Data extracted from a collection
.....

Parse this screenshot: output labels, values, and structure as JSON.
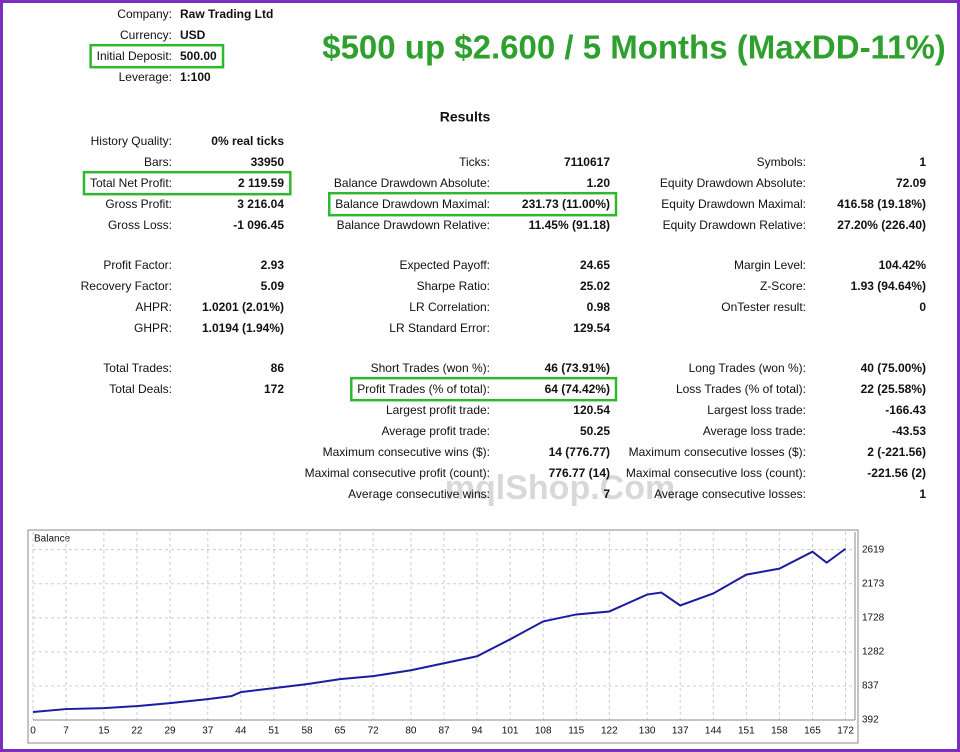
{
  "header": {
    "rows": [
      {
        "label": "Company:",
        "value": "Raw Trading Ltd"
      },
      {
        "label": "Currency:",
        "value": "USD"
      },
      {
        "label": "Initial Deposit:",
        "value": "500.00",
        "highlight": true
      },
      {
        "label": "Leverage:",
        "value": "1:100"
      }
    ],
    "headline": "$500 up $2.600 / 5 Months (MaxDD-11%)"
  },
  "results": {
    "title": "Results",
    "sections": [
      [
        {
          "left": {
            "label": "History Quality:",
            "value": "0% real ticks"
          }
        },
        {
          "left": {
            "label": "Bars:",
            "value": "33950"
          },
          "middle": {
            "label": "Ticks:",
            "value": "7110617"
          },
          "right": {
            "label": "Symbols:",
            "value": "1"
          }
        },
        {
          "left": {
            "label": "Total Net Profit:",
            "value": "2 119.59",
            "highlight": true
          },
          "middle": {
            "label": "Balance Drawdown Absolute:",
            "value": "1.20"
          },
          "right": {
            "label": "Equity Drawdown Absolute:",
            "value": "72.09"
          }
        },
        {
          "left": {
            "label": "Gross Profit:",
            "value": "3 216.04"
          },
          "middle": {
            "label": "Balance Drawdown Maximal:",
            "value": "231.73 (11.00%)",
            "highlight": true
          },
          "right": {
            "label": "Equity Drawdown Maximal:",
            "value": "416.58 (19.18%)"
          }
        },
        {
          "left": {
            "label": "Gross Loss:",
            "value": "-1 096.45"
          },
          "middle": {
            "label": "Balance Drawdown Relative:",
            "value": "11.45% (91.18)"
          },
          "right": {
            "label": "Equity Drawdown Relative:",
            "value": "27.20% (226.40)"
          }
        }
      ],
      [
        {
          "left": {
            "label": "Profit Factor:",
            "value": "2.93"
          },
          "middle": {
            "label": "Expected Payoff:",
            "value": "24.65"
          },
          "right": {
            "label": "Margin Level:",
            "value": "104.42%"
          }
        },
        {
          "left": {
            "label": "Recovery Factor:",
            "value": "5.09"
          },
          "middle": {
            "label": "Sharpe Ratio:",
            "value": "25.02"
          },
          "right": {
            "label": "Z-Score:",
            "value": "1.93 (94.64%)"
          }
        },
        {
          "left": {
            "label": "AHPR:",
            "value": "1.0201 (2.01%)"
          },
          "middle": {
            "label": "LR Correlation:",
            "value": "0.98"
          },
          "right": {
            "label": "OnTester result:",
            "value": "0"
          }
        },
        {
          "left": {
            "label": "GHPR:",
            "value": "1.0194 (1.94%)"
          },
          "middle": {
            "label": "LR Standard Error:",
            "value": "129.54"
          }
        }
      ],
      [
        {
          "left": {
            "label": "Total Trades:",
            "value": "86"
          },
          "middle": {
            "label": "Short Trades (won %):",
            "value": "46 (73.91%)"
          },
          "right": {
            "label": "Long Trades (won %):",
            "value": "40 (75.00%)"
          }
        },
        {
          "left": {
            "label": "Total Deals:",
            "value": "172"
          },
          "middle": {
            "label": "Profit Trades (% of total):",
            "value": "64 (74.42%)",
            "highlight": true
          },
          "right": {
            "label": "Loss Trades (% of total):",
            "value": "22 (25.58%)"
          }
        },
        {
          "middle": {
            "label": "Largest profit trade:",
            "value": "120.54"
          },
          "right": {
            "label": "Largest loss trade:",
            "value": "-166.43"
          }
        },
        {
          "middle": {
            "label": "Average profit trade:",
            "value": "50.25"
          },
          "right": {
            "label": "Average loss trade:",
            "value": "-43.53"
          }
        },
        {
          "middle": {
            "label": "Maximum consecutive wins ($):",
            "value": "14 (776.77)"
          },
          "right": {
            "label": "Maximum consecutive losses ($):",
            "value": "2 (-221.56)"
          }
        },
        {
          "middle": {
            "label": "Maximal consecutive profit (count):",
            "value": "776.77 (14)"
          },
          "right": {
            "label": "Maximal consecutive loss (count):",
            "value": "-221.56 (2)"
          }
        },
        {
          "middle": {
            "label": "Average consecutive wins:",
            "value": "7"
          },
          "right": {
            "label": "Average consecutive losses:",
            "value": "1"
          }
        }
      ]
    ]
  },
  "watermark": "mqlShop.Com",
  "chart_data": {
    "type": "line",
    "title": "Balance",
    "color": "#1c1ca0",
    "grid": true,
    "x": [
      0,
      7,
      15,
      22,
      29,
      37,
      42,
      44,
      51,
      58,
      65,
      72,
      80,
      87,
      94,
      101,
      108,
      115,
      122,
      130,
      133,
      137,
      144,
      151,
      158,
      165,
      168,
      172
    ],
    "values": [
      496,
      535,
      548,
      574,
      613,
      665,
      704,
      757,
      809,
      861,
      926,
      965,
      1043,
      1134,
      1225,
      1447,
      1681,
      1772,
      1811,
      2032,
      2059,
      1889,
      2046,
      2293,
      2371,
      2592,
      2449,
      2631
    ],
    "xlim": [
      0,
      174
    ],
    "ylim": [
      392,
      2850
    ],
    "xticks": [
      0,
      7,
      15,
      22,
      29,
      37,
      44,
      51,
      58,
      65,
      72,
      80,
      87,
      94,
      101,
      108,
      115,
      122,
      130,
      137,
      144,
      151,
      158,
      165,
      172
    ],
    "yticks": [
      392,
      837,
      1282,
      1728,
      2173,
      2619
    ]
  }
}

.....

- [Objective] Gather up every line in the data above that contains the word "count", copying each one.

- [Full response]
            "label": "Maximal consecutive profit (count):",
            "label": "Maximal consecutive loss (count):",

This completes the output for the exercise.